◆ To do ◆
Find the lines holding the word "para" and collect them.

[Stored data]

▬▬▬▬▬▬

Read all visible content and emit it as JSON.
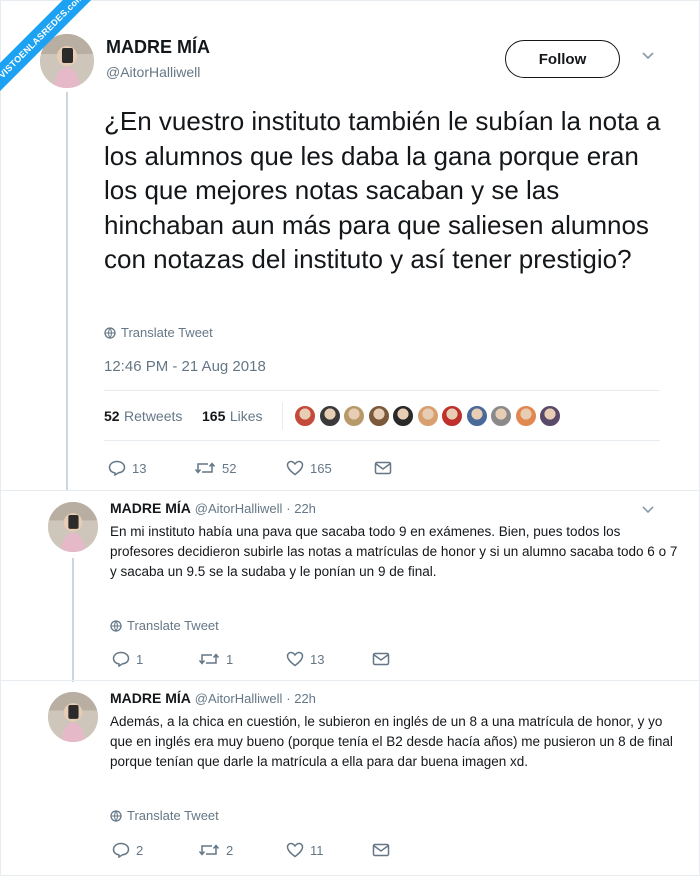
{
  "watermark": "VISTOENLASREDES.com",
  "main_tweet": {
    "name": "MADRE MÍA",
    "handle": "@AitorHalliwell",
    "follow_label": "Follow",
    "text": "¿En vuestro instituto también le subían la nota a los alumnos que les daba la gana porque eran los que mejores notas sacaban y se las hinchaban aun más para que saliesen alumnos con notazas del instituto y así tener prestigio?",
    "translate": "Translate Tweet",
    "timestamp": "12:46 PM - 21 Aug 2018",
    "retweets_count": "52",
    "retweets_label": "Retweets",
    "likes_count": "165",
    "likes_label": "Likes",
    "liker_colors": [
      "#c44a3a",
      "#3a3a3a",
      "#b89a6a",
      "#7a5a3a",
      "#2a2a2a",
      "#d8a070",
      "#c0302a",
      "#4a6a9a",
      "#8a8a8a",
      "#e08850",
      "#5a4a6a"
    ],
    "actions": {
      "replies": "13",
      "retweets": "52",
      "likes": "165"
    }
  },
  "replies": [
    {
      "name": "MADRE MÍA",
      "handle": "@AitorHalliwell",
      "time": "· 22h",
      "text": "En mi instituto había una pava que sacaba todo 9 en exámenes. Bien, pues todos los profesores decidieron subirle las notas a matrículas de honor y si un alumno sacaba todo 6 o 7 y sacaba un 9.5 se la sudaba y le ponían un 9 de final.",
      "translate": "Translate Tweet",
      "actions": {
        "replies": "1",
        "retweets": "1",
        "likes": "13"
      }
    },
    {
      "name": "MADRE MÍA",
      "handle": "@AitorHalliwell",
      "time": "· 22h",
      "text": "Además, a la chica en cuestión, le subieron en inglés de un 8 a una matrícula de honor, y yo que en inglés era muy bueno (porque tenía el B2 desde hacía años) me pusieron un 8 de final porque tenían que darle la matrícula a ella para dar buena imagen xd.",
      "translate": "Translate Tweet",
      "actions": {
        "replies": "2",
        "retweets": "2",
        "likes": "11"
      }
    }
  ]
}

▬▬▬▬▬▬

◆ Task answer ◆
    "text": "¿En vuestro instituto también le subían la nota a los alumnos que les daba la gana porque eran los que mejores notas sacaban y se las hinchaban aun más para que saliesen alumnos con notazas del instituto y así tener prestigio?",
      "text": "Además, a la chica en cuestión, le subieron en inglés de un 8 a una matrícula de honor, y yo que en inglés era muy bueno (porque tenía el B2 desde hacía años) me pusieron un 8 de final porque tenían que darle la matrícula a ella para dar buena imagen xd.",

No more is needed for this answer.